═════ RECORDS

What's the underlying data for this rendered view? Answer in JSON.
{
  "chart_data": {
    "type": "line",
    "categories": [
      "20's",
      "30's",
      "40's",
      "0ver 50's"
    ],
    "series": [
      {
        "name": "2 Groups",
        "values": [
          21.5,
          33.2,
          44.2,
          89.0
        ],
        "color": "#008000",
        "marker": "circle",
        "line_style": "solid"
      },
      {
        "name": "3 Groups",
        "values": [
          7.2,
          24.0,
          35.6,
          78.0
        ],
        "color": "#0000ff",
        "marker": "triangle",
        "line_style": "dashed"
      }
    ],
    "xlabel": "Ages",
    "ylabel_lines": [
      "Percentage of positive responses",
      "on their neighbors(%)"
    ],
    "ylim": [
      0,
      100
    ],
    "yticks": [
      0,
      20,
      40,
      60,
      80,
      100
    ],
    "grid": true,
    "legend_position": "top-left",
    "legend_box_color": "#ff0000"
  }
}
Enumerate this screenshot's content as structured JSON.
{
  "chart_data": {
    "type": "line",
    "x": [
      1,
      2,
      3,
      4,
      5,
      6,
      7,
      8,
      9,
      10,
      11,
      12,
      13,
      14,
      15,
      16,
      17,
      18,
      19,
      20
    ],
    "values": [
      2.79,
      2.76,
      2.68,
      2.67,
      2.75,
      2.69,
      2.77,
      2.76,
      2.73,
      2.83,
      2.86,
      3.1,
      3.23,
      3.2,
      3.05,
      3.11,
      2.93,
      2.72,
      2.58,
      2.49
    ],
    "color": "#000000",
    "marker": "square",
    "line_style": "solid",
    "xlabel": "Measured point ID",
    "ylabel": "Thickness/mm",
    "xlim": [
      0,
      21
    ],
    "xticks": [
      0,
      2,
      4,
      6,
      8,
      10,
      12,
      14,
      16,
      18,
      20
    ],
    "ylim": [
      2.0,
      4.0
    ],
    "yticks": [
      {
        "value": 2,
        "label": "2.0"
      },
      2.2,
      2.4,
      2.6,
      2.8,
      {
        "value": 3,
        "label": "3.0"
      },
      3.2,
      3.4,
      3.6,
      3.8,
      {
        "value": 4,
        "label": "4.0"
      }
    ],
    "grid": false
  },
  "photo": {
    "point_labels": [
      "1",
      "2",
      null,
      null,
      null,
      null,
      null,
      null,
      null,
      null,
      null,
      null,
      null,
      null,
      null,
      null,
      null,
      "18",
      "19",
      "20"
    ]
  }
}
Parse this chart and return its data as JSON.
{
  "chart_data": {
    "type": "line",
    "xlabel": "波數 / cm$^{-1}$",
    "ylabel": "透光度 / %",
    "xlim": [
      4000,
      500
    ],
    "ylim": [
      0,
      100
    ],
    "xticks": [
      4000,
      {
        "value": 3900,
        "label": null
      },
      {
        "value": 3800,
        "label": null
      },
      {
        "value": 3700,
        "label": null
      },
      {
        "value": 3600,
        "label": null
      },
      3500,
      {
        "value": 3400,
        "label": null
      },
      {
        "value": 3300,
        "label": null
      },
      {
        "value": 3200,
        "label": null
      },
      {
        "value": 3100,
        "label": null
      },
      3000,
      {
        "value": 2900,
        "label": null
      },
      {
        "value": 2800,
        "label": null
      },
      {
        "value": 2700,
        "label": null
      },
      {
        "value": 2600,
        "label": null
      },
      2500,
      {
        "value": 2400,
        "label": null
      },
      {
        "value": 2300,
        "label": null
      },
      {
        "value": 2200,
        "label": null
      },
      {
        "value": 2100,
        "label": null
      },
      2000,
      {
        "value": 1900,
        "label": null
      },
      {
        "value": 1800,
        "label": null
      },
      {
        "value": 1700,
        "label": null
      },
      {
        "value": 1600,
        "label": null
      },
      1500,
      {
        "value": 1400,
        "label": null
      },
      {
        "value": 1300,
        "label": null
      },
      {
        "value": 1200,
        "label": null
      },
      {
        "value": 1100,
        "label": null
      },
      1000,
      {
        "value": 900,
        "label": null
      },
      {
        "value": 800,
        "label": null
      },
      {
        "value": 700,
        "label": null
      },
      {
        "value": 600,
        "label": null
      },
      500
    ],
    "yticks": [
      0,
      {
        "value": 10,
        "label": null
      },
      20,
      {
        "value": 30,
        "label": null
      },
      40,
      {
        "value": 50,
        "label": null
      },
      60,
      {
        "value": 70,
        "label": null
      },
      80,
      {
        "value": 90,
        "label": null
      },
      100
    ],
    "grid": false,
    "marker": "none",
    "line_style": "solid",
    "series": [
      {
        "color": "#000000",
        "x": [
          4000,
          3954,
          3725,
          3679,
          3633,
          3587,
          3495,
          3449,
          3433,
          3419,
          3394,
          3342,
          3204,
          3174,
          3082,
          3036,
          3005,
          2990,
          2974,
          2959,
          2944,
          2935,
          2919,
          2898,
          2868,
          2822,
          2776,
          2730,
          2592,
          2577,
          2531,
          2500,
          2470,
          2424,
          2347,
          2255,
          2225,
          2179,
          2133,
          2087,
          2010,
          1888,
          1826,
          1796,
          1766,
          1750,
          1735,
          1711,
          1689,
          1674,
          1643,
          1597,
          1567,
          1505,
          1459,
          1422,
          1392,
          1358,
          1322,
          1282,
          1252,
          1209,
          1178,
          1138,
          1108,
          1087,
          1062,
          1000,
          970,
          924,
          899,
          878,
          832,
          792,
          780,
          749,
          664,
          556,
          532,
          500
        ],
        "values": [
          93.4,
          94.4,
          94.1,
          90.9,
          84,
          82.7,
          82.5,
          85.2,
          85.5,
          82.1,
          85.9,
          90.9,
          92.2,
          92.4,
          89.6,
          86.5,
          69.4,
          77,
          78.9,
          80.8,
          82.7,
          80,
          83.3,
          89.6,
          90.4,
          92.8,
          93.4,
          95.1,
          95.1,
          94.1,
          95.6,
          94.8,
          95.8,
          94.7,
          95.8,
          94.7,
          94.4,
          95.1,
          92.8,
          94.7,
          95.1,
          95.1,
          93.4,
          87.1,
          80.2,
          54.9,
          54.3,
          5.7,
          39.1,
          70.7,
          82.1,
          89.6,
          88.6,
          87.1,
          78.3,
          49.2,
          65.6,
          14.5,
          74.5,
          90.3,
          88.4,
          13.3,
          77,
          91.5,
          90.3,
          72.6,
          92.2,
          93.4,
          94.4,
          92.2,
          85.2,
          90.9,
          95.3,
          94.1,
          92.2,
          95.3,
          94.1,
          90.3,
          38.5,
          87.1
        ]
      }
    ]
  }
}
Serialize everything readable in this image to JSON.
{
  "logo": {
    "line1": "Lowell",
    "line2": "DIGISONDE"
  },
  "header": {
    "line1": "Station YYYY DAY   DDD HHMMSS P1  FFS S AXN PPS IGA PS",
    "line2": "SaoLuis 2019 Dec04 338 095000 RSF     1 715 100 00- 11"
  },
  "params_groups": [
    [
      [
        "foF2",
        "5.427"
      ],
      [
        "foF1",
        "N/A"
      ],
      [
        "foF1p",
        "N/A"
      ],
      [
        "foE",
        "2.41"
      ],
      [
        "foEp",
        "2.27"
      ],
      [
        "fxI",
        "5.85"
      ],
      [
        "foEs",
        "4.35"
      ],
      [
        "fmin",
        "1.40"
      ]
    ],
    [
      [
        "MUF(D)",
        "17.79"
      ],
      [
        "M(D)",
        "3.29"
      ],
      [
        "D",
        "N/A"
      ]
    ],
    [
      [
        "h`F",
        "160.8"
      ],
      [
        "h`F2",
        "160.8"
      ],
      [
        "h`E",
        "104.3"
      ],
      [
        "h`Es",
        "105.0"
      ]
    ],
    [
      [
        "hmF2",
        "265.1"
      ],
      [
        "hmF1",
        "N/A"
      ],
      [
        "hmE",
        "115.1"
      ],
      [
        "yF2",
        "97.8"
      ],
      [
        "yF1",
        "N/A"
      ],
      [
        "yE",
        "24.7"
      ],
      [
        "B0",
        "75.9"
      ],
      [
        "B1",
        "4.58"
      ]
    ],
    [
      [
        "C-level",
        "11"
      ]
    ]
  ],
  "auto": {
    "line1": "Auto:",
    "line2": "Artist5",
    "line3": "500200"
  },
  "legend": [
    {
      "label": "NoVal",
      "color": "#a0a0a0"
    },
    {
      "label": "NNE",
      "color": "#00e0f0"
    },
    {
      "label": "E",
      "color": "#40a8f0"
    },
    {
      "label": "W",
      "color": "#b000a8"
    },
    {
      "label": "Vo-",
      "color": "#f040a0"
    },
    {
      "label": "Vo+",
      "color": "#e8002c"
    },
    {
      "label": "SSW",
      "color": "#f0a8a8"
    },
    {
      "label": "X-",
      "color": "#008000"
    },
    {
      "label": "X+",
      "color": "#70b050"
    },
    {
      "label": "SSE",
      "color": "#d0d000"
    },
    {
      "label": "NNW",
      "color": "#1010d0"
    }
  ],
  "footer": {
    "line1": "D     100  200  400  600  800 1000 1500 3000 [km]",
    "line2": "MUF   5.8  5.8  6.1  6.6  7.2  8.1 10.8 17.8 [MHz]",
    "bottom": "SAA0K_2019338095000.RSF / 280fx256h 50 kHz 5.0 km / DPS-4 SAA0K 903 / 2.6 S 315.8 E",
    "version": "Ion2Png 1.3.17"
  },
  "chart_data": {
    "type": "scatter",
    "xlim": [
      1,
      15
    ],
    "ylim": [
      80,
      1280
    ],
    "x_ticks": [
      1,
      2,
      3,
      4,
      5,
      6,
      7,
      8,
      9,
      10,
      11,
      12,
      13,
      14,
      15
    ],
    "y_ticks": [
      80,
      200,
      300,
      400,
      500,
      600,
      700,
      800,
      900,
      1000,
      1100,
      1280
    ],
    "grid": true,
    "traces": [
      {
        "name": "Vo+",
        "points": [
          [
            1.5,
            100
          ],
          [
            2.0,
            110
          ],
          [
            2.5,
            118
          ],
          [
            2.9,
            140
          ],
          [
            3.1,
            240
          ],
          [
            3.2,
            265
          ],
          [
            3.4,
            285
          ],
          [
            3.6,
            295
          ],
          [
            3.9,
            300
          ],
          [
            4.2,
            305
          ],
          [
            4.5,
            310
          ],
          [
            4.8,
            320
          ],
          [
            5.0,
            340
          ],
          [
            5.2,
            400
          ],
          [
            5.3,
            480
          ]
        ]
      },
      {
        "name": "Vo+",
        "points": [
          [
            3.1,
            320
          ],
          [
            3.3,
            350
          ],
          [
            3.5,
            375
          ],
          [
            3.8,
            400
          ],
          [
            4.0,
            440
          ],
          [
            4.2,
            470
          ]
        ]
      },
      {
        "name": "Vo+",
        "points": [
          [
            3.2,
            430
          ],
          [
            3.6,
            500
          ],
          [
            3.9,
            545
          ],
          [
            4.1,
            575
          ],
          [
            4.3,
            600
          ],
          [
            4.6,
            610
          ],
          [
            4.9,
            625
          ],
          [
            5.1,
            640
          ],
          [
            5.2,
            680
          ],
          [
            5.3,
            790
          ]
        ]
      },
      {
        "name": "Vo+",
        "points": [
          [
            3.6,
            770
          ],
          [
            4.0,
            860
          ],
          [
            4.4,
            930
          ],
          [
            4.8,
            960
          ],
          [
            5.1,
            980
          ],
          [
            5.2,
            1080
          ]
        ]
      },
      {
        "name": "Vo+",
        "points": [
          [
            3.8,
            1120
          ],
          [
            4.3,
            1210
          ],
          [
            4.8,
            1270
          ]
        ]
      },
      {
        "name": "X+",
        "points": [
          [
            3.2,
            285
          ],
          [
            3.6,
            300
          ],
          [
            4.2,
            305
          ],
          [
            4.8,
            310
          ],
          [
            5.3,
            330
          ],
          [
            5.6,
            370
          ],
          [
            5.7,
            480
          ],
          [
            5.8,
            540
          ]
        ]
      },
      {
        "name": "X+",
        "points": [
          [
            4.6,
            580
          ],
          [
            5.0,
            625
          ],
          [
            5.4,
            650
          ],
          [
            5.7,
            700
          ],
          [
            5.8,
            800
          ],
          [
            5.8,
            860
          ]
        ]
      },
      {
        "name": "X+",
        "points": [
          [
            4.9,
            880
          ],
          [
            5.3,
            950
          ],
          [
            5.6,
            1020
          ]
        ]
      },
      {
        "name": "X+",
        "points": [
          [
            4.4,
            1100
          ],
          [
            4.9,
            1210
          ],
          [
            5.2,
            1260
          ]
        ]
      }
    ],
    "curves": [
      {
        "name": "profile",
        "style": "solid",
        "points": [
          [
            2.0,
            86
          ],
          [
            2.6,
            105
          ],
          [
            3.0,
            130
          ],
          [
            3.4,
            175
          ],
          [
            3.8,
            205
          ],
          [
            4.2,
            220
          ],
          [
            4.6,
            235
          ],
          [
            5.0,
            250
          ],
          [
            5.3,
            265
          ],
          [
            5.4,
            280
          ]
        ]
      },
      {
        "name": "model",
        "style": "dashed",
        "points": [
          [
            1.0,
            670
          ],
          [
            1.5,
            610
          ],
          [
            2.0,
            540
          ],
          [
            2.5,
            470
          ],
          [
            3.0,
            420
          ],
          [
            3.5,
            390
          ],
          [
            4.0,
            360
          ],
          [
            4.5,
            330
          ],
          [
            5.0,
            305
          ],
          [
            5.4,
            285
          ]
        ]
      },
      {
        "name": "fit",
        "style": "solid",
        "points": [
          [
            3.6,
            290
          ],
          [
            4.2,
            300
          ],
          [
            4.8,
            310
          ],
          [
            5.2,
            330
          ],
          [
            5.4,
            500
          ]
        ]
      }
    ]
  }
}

══════════

* REQUIRED TASK
Extract all lines from the data in which "grid" is found.

* SOLUTION FOR THIS PROBLEM
    "grid": true,
    "grid": false
    "grid": false,
    "grid": true,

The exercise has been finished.